** Raw data **
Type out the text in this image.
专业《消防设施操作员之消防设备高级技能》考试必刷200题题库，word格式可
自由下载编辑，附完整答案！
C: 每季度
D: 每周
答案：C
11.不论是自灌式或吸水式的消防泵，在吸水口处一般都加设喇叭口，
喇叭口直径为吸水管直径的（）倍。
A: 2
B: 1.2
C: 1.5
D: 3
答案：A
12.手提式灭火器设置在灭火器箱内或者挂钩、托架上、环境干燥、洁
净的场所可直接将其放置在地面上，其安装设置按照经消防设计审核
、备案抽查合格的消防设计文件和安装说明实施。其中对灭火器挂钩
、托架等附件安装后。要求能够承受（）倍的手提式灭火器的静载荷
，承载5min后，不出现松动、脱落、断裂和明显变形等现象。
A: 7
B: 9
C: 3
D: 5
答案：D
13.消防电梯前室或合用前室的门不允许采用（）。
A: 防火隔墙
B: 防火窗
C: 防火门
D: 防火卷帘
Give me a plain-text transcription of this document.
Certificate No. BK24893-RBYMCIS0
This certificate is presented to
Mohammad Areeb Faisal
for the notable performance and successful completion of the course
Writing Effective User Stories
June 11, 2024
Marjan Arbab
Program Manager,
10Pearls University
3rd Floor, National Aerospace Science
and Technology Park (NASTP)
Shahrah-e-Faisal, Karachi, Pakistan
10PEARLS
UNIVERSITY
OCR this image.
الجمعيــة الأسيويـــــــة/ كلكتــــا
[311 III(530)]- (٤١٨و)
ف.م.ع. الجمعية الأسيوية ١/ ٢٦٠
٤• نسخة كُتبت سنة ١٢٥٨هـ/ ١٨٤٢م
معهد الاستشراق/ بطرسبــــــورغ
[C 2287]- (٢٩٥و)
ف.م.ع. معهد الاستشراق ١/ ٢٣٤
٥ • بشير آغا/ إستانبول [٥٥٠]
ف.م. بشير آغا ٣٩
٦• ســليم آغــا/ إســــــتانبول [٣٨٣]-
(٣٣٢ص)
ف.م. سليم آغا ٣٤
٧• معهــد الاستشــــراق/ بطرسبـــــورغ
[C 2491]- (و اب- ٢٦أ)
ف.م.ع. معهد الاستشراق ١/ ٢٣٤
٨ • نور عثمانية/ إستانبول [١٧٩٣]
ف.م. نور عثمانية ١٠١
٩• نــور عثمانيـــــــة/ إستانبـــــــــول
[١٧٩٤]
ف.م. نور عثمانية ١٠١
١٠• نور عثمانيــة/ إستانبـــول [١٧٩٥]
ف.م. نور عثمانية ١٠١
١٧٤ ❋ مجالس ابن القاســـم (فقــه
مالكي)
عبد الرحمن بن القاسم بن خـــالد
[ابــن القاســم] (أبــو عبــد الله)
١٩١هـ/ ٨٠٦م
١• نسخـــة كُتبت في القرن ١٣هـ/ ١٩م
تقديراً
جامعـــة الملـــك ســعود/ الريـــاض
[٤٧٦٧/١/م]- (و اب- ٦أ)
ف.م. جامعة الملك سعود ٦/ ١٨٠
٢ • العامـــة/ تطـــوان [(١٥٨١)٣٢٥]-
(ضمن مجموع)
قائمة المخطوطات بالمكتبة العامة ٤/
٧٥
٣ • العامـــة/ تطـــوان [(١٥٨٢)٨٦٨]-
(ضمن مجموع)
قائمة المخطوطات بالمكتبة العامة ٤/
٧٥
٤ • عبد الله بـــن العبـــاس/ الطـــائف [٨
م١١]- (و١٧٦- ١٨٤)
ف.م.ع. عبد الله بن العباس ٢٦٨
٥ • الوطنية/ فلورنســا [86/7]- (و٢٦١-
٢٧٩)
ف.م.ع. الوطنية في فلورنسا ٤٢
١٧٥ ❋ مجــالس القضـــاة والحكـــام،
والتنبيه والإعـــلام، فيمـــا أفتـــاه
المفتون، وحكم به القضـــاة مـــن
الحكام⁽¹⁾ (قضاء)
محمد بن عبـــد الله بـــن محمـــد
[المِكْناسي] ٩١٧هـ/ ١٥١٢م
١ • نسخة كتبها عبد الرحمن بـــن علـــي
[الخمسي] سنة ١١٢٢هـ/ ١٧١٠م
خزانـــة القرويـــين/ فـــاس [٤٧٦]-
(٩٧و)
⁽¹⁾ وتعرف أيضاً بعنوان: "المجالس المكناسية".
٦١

** What is expected **
Identify each line in the records above that contains the word "تطـــوان", and copy it out in full.

** Solved exercise **
٢ • العامـــة/ تطـــوان [(١٥٨١)٣٢٥]-
٣ • العامـــة/ تطـــوان [(١٥٨٢)٨٦٨]-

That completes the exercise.